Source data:
begin
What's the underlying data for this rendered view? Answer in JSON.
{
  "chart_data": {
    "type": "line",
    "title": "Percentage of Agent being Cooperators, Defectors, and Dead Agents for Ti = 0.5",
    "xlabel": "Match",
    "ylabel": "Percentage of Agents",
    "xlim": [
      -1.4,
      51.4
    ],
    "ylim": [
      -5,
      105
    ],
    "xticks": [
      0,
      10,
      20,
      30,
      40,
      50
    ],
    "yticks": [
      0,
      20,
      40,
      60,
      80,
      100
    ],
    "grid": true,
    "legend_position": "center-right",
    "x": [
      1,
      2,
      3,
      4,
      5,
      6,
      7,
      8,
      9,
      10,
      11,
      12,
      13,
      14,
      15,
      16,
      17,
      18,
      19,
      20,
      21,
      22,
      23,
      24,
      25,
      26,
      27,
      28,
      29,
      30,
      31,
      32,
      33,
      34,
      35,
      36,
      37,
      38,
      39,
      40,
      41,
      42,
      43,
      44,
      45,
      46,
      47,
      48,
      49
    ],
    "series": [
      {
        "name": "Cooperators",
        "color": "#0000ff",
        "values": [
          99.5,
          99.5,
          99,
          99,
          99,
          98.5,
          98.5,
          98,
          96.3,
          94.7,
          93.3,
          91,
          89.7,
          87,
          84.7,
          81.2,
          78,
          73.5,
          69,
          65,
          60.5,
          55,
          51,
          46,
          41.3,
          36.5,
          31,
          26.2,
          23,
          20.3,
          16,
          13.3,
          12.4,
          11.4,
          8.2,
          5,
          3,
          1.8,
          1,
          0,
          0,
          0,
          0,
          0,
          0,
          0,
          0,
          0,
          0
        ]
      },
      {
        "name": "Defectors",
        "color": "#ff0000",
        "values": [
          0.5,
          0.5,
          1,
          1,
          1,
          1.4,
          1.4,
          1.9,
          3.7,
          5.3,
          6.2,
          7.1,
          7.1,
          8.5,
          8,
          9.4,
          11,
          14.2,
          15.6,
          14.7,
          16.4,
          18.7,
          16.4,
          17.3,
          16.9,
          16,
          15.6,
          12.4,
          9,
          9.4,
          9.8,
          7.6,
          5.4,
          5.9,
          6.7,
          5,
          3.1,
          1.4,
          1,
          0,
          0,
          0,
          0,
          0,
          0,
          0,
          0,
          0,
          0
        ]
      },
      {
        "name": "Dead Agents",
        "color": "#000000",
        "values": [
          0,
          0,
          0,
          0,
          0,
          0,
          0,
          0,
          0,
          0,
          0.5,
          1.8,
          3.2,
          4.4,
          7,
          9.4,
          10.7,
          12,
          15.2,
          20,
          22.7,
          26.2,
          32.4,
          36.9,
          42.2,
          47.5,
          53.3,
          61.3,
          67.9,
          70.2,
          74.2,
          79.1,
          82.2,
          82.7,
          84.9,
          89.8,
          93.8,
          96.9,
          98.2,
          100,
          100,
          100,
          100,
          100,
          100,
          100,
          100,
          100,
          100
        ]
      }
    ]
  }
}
end
Where a line holds "Agents", copy that line.

TASK RESPONSE:
    "title": "Percentage of Agent being Cooperators, Defectors, and Dead Agents for Ti = 0.5",
    "ylabel": "Percentage of Agents",
        "name": "Dead Agents",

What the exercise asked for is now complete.